====== Records to use
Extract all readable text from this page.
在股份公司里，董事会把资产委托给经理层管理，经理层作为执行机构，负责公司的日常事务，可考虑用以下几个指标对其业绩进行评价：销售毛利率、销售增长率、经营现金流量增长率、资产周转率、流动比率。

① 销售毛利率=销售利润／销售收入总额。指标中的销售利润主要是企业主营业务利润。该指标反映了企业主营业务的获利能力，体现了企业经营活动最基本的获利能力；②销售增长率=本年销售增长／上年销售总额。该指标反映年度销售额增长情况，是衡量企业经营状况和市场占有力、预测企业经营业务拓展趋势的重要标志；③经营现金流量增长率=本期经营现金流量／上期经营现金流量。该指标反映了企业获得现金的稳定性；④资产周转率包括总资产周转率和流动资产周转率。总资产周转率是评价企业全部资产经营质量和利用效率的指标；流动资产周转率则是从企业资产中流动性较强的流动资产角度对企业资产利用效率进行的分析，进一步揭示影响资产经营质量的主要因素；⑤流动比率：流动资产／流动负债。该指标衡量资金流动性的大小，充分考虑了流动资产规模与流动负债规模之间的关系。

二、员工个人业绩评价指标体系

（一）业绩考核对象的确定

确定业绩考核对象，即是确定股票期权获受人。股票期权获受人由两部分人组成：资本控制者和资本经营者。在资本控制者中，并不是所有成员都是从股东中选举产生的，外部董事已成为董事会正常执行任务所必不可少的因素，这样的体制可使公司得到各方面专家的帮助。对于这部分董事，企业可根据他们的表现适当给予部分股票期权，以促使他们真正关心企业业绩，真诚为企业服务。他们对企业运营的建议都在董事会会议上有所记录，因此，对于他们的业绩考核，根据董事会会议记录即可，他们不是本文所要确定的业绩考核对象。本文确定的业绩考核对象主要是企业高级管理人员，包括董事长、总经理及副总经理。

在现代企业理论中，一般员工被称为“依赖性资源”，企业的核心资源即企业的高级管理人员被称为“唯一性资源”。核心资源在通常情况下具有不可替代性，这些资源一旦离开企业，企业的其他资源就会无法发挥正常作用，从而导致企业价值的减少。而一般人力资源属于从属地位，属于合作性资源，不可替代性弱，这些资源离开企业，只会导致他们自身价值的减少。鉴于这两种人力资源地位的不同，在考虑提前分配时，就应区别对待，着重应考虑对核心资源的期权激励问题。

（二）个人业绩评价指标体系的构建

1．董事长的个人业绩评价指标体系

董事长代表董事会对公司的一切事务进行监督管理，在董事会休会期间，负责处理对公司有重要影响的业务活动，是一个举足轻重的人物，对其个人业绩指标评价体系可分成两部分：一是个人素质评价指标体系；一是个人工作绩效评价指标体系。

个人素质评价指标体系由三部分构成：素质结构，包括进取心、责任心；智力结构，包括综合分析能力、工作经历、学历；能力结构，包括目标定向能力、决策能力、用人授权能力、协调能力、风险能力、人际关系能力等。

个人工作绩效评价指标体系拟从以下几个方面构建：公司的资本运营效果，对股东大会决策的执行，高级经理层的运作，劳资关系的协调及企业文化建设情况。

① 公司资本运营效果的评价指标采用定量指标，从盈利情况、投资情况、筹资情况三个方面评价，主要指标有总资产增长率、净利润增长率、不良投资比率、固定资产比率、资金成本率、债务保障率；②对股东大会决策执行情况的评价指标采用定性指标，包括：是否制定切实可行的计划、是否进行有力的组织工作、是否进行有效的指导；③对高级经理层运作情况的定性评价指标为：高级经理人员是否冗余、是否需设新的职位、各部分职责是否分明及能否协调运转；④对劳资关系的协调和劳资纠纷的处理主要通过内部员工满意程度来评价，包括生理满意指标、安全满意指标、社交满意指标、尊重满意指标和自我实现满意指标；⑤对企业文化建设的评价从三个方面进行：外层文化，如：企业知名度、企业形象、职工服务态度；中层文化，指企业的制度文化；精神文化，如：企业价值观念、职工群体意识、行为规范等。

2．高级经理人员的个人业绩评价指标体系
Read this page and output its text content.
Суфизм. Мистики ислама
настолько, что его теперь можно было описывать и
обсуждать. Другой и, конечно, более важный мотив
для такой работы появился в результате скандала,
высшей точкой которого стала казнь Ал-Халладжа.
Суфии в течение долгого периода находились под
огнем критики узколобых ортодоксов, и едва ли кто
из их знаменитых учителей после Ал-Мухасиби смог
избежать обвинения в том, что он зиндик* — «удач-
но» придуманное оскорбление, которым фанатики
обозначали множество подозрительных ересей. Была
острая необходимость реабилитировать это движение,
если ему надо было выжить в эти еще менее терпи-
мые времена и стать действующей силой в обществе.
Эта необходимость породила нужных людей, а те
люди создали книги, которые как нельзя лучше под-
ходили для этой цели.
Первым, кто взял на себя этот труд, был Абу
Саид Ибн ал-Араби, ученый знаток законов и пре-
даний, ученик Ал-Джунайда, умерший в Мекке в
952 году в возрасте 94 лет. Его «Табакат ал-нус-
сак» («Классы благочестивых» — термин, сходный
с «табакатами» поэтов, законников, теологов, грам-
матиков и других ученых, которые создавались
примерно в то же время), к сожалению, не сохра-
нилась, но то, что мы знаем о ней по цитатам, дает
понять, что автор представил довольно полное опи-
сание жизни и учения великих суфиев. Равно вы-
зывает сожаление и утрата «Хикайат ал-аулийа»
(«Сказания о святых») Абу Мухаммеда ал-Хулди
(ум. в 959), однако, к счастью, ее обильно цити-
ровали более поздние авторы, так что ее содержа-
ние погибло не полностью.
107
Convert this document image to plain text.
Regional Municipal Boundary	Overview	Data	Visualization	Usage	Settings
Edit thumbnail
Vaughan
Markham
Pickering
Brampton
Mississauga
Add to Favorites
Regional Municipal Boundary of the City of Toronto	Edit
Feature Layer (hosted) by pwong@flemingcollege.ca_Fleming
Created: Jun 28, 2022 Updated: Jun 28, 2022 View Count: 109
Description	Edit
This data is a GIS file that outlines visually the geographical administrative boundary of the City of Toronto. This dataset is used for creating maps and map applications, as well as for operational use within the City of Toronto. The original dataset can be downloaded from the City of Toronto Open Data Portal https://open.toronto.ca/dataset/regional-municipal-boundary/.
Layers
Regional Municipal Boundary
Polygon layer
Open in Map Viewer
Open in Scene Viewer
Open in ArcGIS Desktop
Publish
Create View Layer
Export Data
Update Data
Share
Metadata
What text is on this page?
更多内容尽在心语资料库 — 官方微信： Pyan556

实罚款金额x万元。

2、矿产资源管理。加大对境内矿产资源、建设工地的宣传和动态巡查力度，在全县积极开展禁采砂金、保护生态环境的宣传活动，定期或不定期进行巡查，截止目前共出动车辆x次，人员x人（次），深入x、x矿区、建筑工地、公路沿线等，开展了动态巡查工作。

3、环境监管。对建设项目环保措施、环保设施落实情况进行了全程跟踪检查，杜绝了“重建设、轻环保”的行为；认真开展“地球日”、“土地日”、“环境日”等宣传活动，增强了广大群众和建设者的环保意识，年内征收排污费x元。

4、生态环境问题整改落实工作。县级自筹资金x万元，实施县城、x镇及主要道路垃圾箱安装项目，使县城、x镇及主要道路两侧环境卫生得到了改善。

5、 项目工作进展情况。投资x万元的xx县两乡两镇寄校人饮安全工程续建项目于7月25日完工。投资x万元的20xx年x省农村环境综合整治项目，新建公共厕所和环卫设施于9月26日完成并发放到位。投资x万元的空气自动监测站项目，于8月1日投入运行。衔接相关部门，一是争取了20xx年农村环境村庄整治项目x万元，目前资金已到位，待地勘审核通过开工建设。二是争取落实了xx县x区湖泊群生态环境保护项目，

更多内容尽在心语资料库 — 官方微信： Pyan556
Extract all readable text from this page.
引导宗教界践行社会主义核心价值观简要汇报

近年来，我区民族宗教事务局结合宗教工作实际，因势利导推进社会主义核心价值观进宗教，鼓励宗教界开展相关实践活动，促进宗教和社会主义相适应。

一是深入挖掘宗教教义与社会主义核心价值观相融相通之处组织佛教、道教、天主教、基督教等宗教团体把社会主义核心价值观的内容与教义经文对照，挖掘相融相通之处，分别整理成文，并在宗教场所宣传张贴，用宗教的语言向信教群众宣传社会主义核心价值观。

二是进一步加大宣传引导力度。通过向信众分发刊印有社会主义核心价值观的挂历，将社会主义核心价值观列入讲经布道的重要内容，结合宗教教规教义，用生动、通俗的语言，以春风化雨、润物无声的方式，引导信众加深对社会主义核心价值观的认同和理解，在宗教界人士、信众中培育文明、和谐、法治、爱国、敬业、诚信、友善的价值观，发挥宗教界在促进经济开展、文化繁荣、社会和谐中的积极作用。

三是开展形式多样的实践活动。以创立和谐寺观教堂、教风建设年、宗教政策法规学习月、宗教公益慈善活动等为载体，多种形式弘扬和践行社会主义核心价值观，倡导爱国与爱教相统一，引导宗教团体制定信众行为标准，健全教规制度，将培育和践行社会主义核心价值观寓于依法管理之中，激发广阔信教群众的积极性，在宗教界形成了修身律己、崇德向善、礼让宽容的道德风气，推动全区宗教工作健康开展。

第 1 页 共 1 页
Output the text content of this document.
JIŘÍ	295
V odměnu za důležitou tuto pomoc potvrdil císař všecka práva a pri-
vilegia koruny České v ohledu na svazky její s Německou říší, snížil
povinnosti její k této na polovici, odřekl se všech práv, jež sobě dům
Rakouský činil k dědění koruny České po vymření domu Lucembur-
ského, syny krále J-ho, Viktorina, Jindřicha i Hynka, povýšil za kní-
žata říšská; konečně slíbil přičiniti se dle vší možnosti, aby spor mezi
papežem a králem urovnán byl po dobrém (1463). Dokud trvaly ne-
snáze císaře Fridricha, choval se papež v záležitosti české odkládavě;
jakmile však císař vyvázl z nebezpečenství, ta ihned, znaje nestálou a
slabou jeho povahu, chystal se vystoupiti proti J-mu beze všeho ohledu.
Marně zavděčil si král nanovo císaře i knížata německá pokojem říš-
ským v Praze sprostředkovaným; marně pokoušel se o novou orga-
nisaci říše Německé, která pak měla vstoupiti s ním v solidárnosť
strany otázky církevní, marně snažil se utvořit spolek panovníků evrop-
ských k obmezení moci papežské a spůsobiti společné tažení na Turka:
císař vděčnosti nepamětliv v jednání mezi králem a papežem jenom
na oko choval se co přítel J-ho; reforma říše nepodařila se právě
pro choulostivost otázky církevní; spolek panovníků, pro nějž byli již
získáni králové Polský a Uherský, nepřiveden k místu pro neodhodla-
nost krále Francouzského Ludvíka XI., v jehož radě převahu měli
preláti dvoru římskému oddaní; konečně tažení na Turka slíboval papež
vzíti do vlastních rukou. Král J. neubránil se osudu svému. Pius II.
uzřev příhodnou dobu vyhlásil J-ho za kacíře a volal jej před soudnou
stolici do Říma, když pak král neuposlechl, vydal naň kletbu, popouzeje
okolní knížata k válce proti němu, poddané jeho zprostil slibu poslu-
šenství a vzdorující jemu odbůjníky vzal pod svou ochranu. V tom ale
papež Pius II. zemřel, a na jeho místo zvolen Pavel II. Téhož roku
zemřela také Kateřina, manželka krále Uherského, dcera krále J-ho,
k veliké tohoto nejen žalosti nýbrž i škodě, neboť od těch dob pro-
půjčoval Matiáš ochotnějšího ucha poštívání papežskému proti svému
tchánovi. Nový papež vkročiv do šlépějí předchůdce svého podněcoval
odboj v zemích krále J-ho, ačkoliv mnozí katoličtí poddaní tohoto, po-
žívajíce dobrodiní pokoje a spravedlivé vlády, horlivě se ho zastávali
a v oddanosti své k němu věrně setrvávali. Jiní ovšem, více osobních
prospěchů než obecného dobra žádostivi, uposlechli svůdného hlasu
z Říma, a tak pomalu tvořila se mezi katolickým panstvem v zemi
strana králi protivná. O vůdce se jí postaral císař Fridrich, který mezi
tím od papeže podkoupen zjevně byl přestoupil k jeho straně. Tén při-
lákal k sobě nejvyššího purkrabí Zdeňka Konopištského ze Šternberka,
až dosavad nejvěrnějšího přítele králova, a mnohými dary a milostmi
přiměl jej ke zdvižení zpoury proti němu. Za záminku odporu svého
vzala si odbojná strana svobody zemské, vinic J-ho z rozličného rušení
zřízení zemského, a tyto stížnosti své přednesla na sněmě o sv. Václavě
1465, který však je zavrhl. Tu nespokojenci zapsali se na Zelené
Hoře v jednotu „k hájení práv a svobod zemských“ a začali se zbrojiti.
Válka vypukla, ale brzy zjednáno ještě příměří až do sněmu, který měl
============
Pick out every line of the listing containing the word "knížata", and show those lines.

#### [Complete output]
Marně zavděčil si král nanovo císaře i knížata německá pokojem říš-
okolní knížata k válce proti němu, poddané jeho zprostil slibu poslu-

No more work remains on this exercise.